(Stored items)
──────────────────────────────
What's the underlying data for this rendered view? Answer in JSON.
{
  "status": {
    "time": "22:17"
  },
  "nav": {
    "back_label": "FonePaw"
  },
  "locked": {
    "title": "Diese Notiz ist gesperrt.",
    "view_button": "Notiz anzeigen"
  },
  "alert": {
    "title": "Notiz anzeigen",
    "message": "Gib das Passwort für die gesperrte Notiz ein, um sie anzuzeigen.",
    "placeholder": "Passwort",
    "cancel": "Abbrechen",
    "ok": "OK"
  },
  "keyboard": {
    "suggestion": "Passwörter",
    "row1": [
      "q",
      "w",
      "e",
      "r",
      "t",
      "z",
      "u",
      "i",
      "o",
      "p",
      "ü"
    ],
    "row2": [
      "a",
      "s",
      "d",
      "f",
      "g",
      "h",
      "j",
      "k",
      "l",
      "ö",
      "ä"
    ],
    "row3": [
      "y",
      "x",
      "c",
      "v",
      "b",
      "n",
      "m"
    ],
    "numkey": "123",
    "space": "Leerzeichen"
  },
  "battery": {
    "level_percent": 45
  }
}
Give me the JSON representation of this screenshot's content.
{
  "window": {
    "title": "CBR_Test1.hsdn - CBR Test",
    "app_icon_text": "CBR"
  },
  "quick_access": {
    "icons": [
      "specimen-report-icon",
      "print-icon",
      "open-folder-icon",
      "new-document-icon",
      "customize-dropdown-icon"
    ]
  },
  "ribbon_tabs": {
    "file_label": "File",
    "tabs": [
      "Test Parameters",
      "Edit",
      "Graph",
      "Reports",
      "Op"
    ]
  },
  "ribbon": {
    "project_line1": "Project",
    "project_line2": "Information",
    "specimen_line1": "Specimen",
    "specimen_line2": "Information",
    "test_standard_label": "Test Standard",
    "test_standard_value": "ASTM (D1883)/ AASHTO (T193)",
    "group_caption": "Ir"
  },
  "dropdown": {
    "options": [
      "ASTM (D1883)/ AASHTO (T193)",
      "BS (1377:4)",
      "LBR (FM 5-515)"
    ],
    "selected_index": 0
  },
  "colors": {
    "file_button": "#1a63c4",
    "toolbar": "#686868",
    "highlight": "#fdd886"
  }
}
──────────────────────────────
* [Problem requirements] Isolate the lines above that contain the word "Passwort" and copy them.

* [Written answer]
    "message": "Gib das Passwort für die gesperrte Notiz ein, um sie anzuzeigen.",
    "placeholder": "Passwort",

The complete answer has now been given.